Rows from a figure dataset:
++++++
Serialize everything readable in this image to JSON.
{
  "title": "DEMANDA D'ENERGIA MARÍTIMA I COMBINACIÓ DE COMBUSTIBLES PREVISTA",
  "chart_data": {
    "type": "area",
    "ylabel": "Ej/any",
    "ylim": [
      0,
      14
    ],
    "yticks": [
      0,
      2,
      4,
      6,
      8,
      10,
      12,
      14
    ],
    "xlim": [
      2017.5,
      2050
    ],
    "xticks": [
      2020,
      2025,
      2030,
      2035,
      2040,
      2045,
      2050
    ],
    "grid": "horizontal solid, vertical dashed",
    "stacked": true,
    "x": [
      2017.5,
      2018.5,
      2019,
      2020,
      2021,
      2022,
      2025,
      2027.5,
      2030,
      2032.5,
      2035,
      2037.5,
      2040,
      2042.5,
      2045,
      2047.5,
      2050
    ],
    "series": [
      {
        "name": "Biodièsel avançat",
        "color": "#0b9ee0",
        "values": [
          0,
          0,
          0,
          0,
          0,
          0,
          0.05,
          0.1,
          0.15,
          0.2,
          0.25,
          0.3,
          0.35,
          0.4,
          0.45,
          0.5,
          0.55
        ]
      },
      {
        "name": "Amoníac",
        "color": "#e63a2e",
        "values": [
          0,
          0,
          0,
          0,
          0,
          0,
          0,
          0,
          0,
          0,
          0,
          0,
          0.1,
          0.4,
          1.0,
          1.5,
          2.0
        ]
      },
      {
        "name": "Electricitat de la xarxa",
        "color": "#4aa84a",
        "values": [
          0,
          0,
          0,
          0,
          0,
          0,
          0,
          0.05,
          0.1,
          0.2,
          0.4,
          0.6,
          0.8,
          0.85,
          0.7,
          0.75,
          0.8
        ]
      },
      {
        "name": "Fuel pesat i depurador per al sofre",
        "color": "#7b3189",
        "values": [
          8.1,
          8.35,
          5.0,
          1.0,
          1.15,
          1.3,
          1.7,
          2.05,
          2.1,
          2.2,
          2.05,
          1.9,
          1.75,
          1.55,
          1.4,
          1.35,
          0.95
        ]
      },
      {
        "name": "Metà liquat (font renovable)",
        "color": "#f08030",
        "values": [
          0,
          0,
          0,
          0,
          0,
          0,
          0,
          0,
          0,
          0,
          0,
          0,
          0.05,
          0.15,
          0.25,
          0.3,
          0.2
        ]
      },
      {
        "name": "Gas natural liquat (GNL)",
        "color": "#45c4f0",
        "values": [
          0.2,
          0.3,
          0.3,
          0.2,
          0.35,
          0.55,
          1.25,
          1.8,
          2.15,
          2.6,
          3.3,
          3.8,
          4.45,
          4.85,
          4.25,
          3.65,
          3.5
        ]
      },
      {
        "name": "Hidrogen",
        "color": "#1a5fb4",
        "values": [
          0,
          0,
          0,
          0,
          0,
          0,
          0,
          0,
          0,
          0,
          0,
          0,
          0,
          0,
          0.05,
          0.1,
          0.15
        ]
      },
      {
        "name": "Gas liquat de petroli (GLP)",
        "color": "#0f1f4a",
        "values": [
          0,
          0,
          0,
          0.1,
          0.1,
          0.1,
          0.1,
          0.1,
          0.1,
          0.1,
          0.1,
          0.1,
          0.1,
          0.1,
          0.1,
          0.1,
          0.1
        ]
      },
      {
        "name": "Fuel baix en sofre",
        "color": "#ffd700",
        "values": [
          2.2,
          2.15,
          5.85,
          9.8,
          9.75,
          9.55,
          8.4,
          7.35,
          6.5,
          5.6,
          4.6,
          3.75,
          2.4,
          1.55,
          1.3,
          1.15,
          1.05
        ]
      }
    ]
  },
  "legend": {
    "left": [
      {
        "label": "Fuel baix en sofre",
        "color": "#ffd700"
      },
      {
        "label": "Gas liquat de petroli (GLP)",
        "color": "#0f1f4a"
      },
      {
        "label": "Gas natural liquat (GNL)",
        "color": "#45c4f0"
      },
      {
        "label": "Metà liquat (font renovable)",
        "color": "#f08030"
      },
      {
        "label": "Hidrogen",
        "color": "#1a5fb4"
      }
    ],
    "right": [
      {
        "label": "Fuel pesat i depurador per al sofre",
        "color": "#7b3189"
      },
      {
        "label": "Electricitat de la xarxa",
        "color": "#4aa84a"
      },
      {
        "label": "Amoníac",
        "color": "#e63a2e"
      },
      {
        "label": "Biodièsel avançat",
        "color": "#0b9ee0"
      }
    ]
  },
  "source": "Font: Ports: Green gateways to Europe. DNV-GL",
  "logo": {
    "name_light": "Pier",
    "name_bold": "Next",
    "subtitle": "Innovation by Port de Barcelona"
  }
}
++++++
All the data must be duplicated exactly, with nothing added or removed.

Serialize everything readable in this image to JSON.
{
  "title": "DEMANDA D'ENERGIA MARÍTIMA I COMBINACIÓ DE COMBUSTIBLES PREVISTA",
  "chart_data": {
    "type": "area",
    "ylabel": "Ej/any",
    "ylim": [
      0,
      14
    ],
    "yticks": [
      0,
      2,
      4,
      6,
      8,
      10,
      12,
      14
    ],
    "xlim": [
      2017.5,
      2050
    ],
    "xticks": [
      2020,
      2025,
      2030,
      2035,
      2040,
      2045,
      2050
    ],
    "grid": "horizontal solid, vertical dashed",
    "stacked": true,
    "x": [
      2017.5,
      2018.5,
      2019,
      2020,
      2021,
      2022,
      2025,
      2027.5,
      2030,
      2032.5,
      2035,
      2037.5,
      2040,
      2042.5,
      2045,
      2047.5,
      2050
    ],
    "series": [
      {
        "name": "Biodièsel avançat",
        "color": "#0b9ee0",
        "values": [
          0,
          0,
          0,
          0,
          0,
          0,
          0.05,
          0.1,
          0.15,
          0.2,
          0.25,
          0.3,
          0.35,
          0.4,
          0.45,
          0.5,
          0.55
        ]
      },
      {
        "name": "Amoníac",
        "color": "#e63a2e",
        "values": [
          0,
          0,
          0,
          0,
          0,
          0,
          0,
          0,
          0,
          0,
          0,
          0,
          0.1,
          0.4,
          1.0,
          1.5,
          2.0
        ]
      },
      {
        "name": "Electricitat de la xarxa",
        "color": "#4aa84a",
        "values": [
          0,
          0,
          0,
          0,
          0,
          0,
          0,
          0.05,
          0.1,
          0.2,
          0.4,
          0.6,
          0.8,
          0.85,
          0.7,
          0.75,
          0.8
        ]
      },
      {
        "name": "Fuel pesat i depurador per al sofre",
        "color": "#7b3189",
        "values": [
          8.1,
          8.35,
          5.0,
          1.0,
          1.15,
          1.3,
          1.7,
          2.05,
          2.1,
          2.2,
          2.05,
          1.9,
          1.75,
          1.55,
          1.4,
          1.35,
          0.95
        ]
      },
      {
        "name": "Metà liquat (font renovable)",
        "color": "#f08030",
        "values": [
          0,
          0,
          0,
          0,
          0,
          0,
          0,
          0,
          0,
          0,
          0,
          0,
          0.05,
          0.15,
          0.25,
          0.3,
          0.2
        ]
      },
      {
        "name": "Gas natural liquat (GNL)",
        "color": "#45c4f0",
        "values": [
          0.2,
          0.3,
          0.3,
          0.2,
          0.35,
          0.55,
          1.25,
          1.8,
          2.15,
          2.6,
          3.3,
          3.8,
          4.45,
          4.85,
          4.25,
          3.65,
          3.5
        ]
      },
      {
        "name": "Hidrogen",
        "color": "#1a5fb4",
        "values": [
          0,
          0,
          0,
          0,
          0,
          0,
          0,
          0,
          0,
          0,
          0,
          0,
          0,
          0,
          0.05,
          0.1,
          0.15
        ]
      },
      {
        "name": "Gas liquat de petroli (GLP)",
        "color": "#0f1f4a",
        "values": [
          0,
          0,
          0,
          0.1,
          0.1,
          0.1,
          0.1,
          0.1,
          0.1,
          0.1,
          0.1,
          0.1,
          0.1,
          0.1,
          0.1,
          0.1,
          0.1
        ]
      },
      {
        "name": "Fuel baix en sofre",
        "color": "#ffd700",
        "values": [
          2.2,
          2.15,
          5.85,
          9.8,
          9.75,
          9.55,
          8.4,
          7.35,
          6.5,
          5.6,
          4.6,
          3.75,
          2.4,
          1.55,
          1.3,
          1.15,
          1.05
        ]
      }
    ]
  },
  "legend": {
    "left": [
      {
        "label": "Fuel baix en sofre",
        "color": "#ffd700"
      },
      {
        "label": "Gas liquat de petroli (GLP)",
        "color": "#0f1f4a"
      },
      {
        "label": "Gas natural liquat (GNL)",
        "color": "#45c4f0"
      },
      {
        "label": "Metà liquat (font renovable)",
        "color": "#f08030"
      },
      {
        "label": "Hidrogen",
        "color": "#1a5fb4"
      }
    ],
    "right": [
      {
        "label": "Fuel pesat i depurador per al sofre",
        "color": "#7b3189"
      },
      {
        "label": "Electricitat de la xarxa",
        "color": "#4aa84a"
      },
      {
        "label": "Amoníac",
        "color": "#e63a2e"
      },
      {
        "label": "Biodièsel avançat",
        "color": "#0b9ee0"
      }
    ]
  },
  "source": "Font: Ports: Green gateways to Europe. DNV-GL",
  "logo": {
    "name_light": "Pier",
    "name_bold": "Next",
    "subtitle": "Innovation by Port de Barcelona"
  }
}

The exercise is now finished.